_Aim_
Within the listing below, locate all lines containing the word "capacity". Copy each one.

_Recorded information_
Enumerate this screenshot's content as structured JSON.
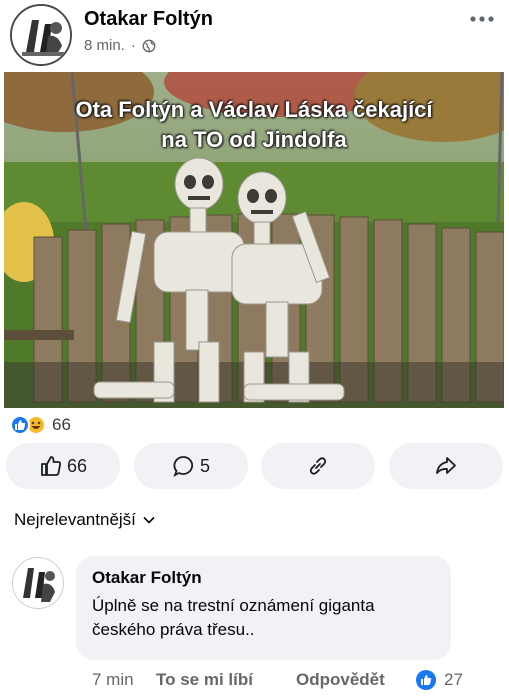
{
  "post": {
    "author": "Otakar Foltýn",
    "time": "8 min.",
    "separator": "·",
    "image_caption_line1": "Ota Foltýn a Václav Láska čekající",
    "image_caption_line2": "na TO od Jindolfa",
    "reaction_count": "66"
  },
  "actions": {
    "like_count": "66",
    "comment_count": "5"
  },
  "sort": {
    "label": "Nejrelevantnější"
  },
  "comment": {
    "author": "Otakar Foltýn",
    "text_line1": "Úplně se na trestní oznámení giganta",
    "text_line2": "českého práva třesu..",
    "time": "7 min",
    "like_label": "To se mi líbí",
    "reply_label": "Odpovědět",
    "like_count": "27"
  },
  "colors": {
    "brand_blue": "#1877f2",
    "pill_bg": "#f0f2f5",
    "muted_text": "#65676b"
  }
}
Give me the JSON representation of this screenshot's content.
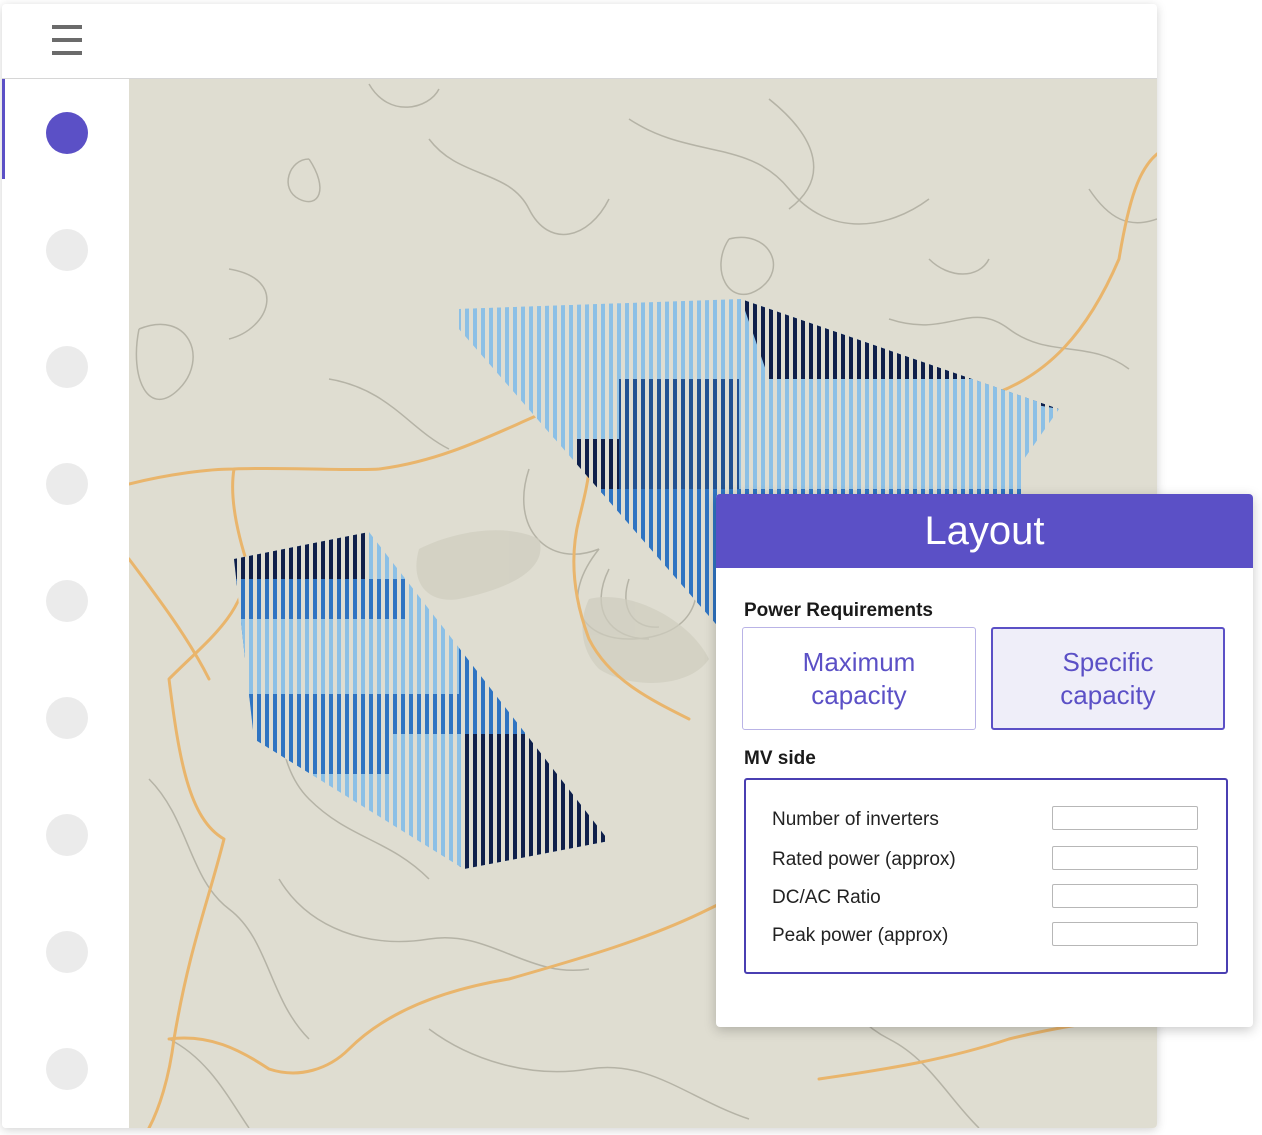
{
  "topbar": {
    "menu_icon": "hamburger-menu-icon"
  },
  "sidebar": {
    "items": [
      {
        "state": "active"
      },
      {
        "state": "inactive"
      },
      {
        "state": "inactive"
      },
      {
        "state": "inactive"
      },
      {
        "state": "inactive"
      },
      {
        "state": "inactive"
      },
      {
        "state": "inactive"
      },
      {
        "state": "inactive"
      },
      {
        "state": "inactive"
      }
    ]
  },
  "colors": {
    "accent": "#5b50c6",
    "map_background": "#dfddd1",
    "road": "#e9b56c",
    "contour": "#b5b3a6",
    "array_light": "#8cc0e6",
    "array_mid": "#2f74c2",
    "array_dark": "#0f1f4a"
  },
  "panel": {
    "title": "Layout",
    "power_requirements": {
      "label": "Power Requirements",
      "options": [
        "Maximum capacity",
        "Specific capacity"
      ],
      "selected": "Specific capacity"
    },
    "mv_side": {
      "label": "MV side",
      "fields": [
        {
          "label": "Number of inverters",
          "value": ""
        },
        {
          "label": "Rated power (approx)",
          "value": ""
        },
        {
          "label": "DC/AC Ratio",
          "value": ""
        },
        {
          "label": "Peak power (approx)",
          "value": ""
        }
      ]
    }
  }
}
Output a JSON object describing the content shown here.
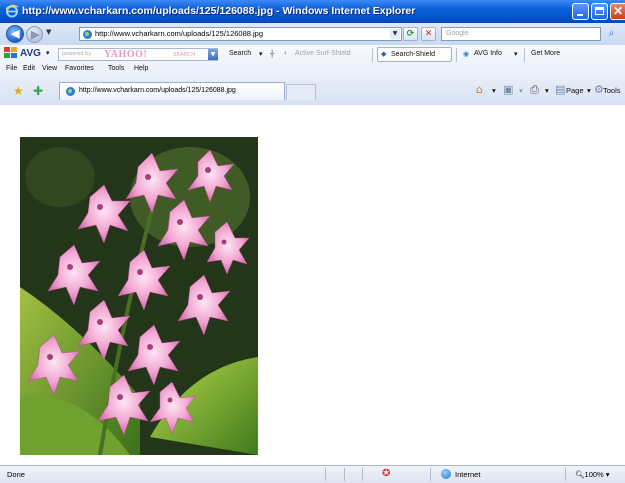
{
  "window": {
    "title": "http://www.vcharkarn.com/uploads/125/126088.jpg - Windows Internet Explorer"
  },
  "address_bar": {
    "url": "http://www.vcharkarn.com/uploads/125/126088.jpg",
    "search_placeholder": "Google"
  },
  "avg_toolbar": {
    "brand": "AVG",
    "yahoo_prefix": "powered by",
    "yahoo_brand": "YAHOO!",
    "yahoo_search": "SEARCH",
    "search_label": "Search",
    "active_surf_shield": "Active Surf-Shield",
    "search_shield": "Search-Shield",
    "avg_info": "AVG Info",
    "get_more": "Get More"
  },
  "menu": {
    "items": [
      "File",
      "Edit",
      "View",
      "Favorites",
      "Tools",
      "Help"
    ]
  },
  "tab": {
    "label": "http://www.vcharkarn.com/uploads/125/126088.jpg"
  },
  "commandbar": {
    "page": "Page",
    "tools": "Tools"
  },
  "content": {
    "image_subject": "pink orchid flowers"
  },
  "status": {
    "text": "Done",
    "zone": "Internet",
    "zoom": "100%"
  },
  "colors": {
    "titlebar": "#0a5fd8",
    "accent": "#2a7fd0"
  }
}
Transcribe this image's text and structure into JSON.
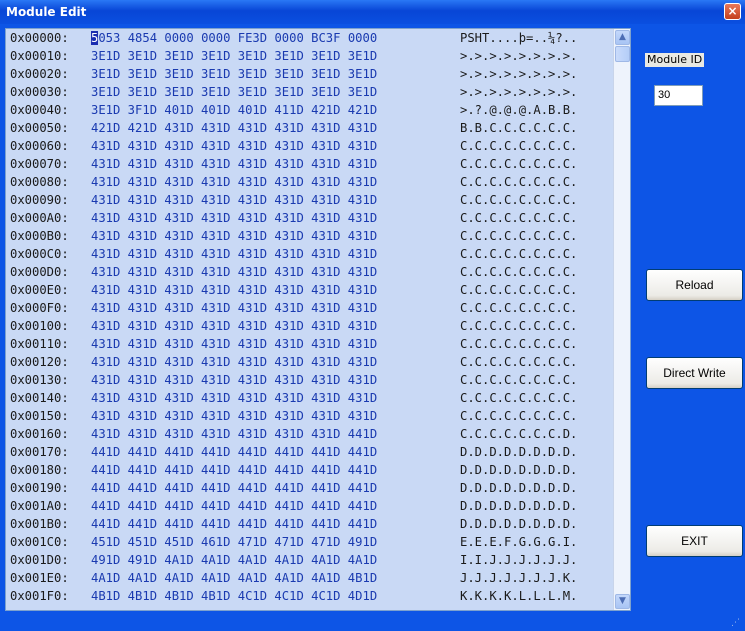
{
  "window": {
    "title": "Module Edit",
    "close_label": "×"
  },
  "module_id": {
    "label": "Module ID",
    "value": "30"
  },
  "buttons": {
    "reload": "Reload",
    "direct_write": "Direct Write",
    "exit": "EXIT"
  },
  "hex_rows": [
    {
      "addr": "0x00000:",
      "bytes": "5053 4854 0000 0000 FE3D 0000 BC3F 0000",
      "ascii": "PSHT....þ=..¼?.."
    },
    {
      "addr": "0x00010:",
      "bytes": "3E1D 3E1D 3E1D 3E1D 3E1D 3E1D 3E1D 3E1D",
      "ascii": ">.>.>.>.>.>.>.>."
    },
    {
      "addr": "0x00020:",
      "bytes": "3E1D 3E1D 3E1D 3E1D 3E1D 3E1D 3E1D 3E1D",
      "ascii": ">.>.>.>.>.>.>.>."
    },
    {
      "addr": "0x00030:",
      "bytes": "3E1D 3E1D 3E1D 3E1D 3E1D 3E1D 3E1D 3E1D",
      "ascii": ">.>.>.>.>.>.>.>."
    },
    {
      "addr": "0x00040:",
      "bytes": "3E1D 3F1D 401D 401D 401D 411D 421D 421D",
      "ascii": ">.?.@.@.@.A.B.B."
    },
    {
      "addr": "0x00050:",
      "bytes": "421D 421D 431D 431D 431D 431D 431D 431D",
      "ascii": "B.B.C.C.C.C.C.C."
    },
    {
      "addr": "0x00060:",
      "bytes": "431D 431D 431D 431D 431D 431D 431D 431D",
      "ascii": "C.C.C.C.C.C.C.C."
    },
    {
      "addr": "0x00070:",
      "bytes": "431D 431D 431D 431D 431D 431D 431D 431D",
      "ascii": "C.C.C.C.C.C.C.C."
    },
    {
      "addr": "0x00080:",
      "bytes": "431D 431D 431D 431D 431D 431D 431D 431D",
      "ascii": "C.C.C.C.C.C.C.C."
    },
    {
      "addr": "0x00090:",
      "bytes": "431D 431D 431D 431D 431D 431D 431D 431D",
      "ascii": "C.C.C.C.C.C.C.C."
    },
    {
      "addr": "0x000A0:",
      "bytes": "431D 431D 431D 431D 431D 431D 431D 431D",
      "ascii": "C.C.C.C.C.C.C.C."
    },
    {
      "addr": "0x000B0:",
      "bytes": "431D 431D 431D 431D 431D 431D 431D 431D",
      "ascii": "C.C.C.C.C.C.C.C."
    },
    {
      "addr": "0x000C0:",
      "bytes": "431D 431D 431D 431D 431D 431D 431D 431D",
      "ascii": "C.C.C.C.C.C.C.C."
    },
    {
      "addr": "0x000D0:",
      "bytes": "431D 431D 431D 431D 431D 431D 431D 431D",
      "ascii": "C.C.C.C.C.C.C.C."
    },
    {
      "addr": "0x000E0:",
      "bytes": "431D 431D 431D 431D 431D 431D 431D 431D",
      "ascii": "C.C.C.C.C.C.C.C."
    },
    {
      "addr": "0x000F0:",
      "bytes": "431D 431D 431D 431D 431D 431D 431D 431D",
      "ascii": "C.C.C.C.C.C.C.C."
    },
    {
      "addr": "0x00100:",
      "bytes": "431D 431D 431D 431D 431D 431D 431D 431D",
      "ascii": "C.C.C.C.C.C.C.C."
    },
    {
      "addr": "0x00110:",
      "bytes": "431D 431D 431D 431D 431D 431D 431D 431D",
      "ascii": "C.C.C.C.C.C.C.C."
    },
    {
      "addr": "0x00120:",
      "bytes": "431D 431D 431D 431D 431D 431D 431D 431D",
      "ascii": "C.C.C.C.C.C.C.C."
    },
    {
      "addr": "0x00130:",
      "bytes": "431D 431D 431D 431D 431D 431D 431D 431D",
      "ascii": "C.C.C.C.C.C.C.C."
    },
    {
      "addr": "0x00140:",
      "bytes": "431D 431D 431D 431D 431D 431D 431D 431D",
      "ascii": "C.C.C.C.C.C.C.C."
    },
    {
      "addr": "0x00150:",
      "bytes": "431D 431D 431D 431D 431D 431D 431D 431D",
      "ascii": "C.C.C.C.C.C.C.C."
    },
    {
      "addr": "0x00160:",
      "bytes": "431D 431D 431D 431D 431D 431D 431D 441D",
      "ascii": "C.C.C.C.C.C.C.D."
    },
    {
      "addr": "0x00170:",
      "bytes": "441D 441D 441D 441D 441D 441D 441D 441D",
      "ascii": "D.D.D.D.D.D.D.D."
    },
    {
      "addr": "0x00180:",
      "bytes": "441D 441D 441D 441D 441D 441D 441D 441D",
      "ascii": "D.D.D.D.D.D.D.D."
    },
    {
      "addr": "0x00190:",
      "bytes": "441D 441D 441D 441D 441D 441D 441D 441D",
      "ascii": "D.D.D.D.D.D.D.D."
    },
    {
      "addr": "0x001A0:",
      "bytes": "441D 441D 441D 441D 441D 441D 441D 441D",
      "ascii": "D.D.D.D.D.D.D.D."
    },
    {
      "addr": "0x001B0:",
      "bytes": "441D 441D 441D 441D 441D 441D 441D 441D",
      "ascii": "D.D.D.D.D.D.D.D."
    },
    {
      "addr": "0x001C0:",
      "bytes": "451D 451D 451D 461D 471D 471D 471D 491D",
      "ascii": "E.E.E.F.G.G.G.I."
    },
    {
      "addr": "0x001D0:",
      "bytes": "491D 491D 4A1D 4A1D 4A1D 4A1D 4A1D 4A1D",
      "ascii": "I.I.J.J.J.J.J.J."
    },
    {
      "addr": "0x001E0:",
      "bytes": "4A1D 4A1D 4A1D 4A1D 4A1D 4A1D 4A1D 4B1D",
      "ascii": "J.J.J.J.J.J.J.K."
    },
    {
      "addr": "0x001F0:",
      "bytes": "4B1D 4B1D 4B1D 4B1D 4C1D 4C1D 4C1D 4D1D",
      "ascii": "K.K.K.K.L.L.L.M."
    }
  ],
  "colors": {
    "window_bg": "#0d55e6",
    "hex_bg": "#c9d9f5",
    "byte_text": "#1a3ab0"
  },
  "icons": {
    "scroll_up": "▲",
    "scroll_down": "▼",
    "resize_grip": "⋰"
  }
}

_Task response_
        "Maximum capacity",
        "Specific capacity"
      "selected": "Specific capacity"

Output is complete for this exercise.